* DIRECTIONS FOR THIS TASK *
Find all lines in the records that include the word "Poilvache", and copy them out.

################

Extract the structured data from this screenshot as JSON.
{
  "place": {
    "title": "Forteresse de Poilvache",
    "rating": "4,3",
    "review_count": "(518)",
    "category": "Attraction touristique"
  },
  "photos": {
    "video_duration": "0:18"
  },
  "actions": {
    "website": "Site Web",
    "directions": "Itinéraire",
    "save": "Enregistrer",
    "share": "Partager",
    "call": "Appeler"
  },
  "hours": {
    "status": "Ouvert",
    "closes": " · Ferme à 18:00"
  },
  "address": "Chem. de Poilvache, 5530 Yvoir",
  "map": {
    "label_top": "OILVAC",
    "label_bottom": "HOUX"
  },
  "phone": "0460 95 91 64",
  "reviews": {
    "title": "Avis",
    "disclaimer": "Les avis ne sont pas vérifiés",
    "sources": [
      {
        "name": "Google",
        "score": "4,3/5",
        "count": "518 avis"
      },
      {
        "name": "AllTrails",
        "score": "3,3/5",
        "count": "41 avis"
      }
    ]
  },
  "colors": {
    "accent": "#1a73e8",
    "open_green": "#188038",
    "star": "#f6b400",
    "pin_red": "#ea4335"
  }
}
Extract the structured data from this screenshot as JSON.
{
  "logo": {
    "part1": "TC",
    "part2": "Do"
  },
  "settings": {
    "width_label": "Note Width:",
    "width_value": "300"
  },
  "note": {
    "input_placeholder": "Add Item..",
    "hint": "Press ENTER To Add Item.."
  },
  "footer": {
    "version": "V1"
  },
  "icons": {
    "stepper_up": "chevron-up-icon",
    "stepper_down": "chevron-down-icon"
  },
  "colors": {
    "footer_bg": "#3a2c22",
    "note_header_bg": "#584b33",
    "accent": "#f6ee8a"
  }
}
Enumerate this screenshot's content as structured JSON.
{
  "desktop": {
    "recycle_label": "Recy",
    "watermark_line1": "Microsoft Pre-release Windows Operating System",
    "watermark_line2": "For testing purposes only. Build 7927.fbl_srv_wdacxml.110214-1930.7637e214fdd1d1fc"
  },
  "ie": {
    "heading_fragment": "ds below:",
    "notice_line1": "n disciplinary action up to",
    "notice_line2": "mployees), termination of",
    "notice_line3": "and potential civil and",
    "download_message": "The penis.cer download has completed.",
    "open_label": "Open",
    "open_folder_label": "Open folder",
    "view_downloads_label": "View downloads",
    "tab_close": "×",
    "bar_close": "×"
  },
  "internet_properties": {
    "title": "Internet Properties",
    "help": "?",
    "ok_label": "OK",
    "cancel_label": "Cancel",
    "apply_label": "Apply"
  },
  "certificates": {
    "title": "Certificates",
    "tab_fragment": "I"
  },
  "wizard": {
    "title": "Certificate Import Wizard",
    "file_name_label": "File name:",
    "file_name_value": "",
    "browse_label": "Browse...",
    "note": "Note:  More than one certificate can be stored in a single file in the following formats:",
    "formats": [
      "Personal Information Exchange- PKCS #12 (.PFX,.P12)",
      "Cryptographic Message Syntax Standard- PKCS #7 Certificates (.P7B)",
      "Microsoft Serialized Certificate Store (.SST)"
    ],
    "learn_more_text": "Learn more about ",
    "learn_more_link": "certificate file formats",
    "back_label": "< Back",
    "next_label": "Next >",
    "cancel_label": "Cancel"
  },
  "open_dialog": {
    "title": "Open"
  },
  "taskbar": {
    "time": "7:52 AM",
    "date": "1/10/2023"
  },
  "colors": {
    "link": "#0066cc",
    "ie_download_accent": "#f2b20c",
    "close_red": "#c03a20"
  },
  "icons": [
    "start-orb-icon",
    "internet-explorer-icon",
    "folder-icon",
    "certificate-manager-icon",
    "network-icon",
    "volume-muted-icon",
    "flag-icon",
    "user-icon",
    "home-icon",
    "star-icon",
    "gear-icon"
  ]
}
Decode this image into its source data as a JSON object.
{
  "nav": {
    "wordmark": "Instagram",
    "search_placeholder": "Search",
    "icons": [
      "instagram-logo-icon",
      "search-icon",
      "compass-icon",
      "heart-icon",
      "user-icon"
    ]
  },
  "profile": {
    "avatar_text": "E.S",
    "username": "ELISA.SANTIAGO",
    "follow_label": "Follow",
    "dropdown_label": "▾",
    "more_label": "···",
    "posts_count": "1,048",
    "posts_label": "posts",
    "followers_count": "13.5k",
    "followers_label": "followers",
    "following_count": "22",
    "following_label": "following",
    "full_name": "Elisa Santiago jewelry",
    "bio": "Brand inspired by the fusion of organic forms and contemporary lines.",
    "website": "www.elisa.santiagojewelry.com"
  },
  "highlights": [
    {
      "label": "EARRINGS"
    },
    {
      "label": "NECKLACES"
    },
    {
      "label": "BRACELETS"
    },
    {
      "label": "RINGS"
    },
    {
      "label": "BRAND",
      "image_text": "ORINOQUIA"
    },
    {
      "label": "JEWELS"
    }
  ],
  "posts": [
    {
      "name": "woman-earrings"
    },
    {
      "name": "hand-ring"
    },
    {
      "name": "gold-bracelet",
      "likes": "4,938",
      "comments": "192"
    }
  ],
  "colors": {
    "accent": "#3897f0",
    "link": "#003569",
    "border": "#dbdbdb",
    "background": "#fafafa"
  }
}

################

* WRITTEN ANSWER *
    "title": "Forteresse de Poilvache",
  "address": "Chem. de Poilvache, 5530 Yvoir",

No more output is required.